(Records supplied Opens)

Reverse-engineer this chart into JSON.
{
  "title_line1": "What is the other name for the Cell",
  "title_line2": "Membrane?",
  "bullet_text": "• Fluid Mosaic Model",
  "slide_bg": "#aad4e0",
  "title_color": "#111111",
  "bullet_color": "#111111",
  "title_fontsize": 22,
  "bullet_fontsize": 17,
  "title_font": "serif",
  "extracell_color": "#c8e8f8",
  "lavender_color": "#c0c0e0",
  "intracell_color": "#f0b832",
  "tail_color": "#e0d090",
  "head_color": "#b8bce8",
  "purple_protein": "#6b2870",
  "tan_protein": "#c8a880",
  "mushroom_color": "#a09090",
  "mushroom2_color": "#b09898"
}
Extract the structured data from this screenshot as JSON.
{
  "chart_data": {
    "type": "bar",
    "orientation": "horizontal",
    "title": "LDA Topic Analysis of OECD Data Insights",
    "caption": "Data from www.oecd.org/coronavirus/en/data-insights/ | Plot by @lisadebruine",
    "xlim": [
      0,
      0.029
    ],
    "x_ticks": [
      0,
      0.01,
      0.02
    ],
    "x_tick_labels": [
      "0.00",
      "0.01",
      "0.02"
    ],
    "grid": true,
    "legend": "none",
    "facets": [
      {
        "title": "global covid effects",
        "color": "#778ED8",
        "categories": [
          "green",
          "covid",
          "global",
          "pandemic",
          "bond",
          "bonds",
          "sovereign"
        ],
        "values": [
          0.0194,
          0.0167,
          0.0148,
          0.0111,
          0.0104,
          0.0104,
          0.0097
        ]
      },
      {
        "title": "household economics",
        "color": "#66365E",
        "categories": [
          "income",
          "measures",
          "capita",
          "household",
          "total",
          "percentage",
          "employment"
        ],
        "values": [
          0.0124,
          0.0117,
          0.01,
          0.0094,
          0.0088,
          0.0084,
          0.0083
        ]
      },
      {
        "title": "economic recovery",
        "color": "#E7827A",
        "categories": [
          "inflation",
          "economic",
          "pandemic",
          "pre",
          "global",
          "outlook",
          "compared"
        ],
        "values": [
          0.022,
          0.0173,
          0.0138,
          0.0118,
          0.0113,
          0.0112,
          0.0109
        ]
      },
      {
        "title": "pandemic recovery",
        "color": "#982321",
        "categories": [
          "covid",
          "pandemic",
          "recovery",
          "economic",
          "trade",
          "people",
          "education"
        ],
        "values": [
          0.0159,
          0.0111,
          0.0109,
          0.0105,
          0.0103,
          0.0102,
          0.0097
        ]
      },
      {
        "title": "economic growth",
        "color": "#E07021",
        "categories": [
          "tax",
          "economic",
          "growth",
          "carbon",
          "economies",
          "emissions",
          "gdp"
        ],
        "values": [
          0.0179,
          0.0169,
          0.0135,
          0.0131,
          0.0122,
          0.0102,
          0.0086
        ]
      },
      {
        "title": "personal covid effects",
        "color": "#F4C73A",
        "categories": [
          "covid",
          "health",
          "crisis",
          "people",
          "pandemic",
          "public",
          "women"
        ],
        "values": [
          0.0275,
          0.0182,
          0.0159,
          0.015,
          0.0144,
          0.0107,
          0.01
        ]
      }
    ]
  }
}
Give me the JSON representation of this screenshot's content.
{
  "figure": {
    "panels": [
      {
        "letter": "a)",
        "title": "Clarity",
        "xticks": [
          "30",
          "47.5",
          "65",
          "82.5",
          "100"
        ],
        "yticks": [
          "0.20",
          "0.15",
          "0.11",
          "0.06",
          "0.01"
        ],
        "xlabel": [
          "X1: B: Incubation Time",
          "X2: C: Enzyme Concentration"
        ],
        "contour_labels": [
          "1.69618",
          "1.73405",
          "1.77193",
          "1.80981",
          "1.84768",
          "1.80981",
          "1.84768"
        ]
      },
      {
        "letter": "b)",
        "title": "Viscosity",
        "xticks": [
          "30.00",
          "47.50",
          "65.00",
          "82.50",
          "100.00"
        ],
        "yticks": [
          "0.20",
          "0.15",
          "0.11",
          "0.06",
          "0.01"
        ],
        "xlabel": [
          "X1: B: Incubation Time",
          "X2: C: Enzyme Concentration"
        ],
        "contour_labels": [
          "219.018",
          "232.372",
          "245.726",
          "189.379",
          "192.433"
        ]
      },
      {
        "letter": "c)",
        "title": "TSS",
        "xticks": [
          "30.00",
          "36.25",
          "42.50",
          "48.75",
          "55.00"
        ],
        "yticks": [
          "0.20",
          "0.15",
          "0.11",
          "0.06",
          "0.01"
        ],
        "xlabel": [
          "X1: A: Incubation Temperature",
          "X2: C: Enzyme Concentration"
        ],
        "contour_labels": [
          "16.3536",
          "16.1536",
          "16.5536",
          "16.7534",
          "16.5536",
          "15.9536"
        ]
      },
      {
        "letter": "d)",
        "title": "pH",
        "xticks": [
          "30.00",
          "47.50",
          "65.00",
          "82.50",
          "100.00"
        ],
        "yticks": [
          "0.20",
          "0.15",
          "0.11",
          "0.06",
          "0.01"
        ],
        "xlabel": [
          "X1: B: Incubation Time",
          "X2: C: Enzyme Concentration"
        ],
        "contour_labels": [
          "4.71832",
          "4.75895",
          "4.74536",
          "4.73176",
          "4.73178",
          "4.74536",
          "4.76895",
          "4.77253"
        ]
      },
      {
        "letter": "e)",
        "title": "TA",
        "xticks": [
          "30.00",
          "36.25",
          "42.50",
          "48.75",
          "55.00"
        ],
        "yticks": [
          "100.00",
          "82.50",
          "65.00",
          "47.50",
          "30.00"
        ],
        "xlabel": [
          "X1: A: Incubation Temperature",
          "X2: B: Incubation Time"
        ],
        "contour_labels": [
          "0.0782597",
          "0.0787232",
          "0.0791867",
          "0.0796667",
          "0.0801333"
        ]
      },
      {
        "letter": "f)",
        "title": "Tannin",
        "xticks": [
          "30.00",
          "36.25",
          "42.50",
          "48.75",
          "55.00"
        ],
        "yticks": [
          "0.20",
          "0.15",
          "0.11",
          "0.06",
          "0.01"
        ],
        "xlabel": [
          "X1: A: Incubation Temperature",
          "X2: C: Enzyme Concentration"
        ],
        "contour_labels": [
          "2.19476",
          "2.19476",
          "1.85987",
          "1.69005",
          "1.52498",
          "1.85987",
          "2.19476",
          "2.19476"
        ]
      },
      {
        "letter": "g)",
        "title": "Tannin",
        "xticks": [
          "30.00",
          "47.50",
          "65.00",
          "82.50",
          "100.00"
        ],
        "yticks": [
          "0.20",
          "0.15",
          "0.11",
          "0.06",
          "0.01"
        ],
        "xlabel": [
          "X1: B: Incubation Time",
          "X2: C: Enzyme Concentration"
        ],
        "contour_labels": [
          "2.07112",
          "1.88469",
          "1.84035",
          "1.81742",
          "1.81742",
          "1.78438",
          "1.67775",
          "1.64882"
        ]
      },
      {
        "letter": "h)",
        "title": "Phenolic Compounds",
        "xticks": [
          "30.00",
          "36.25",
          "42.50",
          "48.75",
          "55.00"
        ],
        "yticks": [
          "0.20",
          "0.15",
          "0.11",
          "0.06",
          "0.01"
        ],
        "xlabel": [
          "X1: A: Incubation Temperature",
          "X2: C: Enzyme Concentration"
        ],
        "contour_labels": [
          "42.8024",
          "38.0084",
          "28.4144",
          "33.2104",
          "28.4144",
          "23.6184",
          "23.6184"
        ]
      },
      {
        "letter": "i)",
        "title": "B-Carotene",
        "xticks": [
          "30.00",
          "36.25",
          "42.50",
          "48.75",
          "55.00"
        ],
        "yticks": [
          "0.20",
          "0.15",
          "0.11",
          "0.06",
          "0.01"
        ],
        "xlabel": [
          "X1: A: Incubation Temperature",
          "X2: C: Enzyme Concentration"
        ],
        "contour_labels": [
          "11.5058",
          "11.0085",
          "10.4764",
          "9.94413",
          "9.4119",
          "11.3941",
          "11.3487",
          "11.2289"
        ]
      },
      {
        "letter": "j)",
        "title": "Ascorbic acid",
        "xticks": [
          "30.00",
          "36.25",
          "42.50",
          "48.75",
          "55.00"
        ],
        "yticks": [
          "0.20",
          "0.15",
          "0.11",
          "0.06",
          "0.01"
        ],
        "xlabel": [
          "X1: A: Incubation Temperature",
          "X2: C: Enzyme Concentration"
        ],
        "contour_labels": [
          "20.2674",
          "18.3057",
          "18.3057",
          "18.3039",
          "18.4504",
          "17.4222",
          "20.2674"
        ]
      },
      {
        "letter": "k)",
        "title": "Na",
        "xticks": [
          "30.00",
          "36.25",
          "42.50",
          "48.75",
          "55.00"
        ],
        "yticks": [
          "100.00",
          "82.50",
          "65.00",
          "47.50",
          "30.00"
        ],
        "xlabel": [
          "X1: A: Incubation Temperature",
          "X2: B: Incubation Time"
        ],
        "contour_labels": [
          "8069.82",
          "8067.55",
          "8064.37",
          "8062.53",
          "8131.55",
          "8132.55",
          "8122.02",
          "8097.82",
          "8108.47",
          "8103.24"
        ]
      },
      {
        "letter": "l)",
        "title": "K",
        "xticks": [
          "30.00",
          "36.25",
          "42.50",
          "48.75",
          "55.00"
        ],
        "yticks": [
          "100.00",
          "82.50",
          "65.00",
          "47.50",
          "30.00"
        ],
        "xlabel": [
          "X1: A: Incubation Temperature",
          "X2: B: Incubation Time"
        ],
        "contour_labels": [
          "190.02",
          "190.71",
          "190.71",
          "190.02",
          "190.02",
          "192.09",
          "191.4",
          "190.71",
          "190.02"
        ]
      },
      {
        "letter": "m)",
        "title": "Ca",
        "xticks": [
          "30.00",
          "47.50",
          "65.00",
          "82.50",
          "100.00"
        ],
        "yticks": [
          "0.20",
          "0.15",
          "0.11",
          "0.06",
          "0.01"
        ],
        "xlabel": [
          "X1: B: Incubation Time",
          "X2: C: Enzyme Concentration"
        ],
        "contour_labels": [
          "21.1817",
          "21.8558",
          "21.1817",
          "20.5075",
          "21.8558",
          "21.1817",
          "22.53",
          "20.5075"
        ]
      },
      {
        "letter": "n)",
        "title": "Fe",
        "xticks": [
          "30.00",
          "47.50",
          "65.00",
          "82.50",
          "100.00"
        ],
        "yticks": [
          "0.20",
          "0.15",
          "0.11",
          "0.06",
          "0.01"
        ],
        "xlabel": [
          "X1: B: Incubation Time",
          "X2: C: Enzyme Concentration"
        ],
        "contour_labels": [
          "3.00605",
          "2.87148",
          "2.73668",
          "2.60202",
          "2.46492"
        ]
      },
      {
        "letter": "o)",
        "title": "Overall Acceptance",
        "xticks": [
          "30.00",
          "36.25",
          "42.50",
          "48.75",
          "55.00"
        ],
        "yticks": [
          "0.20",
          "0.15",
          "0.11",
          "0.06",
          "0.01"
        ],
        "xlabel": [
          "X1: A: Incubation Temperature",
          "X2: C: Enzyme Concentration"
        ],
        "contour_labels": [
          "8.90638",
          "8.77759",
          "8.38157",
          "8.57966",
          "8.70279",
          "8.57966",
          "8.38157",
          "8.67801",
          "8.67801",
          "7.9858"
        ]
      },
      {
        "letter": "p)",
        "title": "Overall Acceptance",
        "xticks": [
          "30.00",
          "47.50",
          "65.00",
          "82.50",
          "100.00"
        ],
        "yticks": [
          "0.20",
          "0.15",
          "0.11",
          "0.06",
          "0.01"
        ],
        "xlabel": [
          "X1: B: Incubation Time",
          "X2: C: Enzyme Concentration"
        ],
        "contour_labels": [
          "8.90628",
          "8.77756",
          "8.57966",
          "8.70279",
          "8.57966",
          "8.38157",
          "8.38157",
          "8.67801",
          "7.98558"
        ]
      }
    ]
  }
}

(Records supplied Closes)

§ Instructions to follow:
Across the entries above, find each line with the word "screenshot" and please copy it out.

§ Result of this exercise:
Extract the structured data from this screenshot as JSON.
Give me the JSON representation of this screenshot's content.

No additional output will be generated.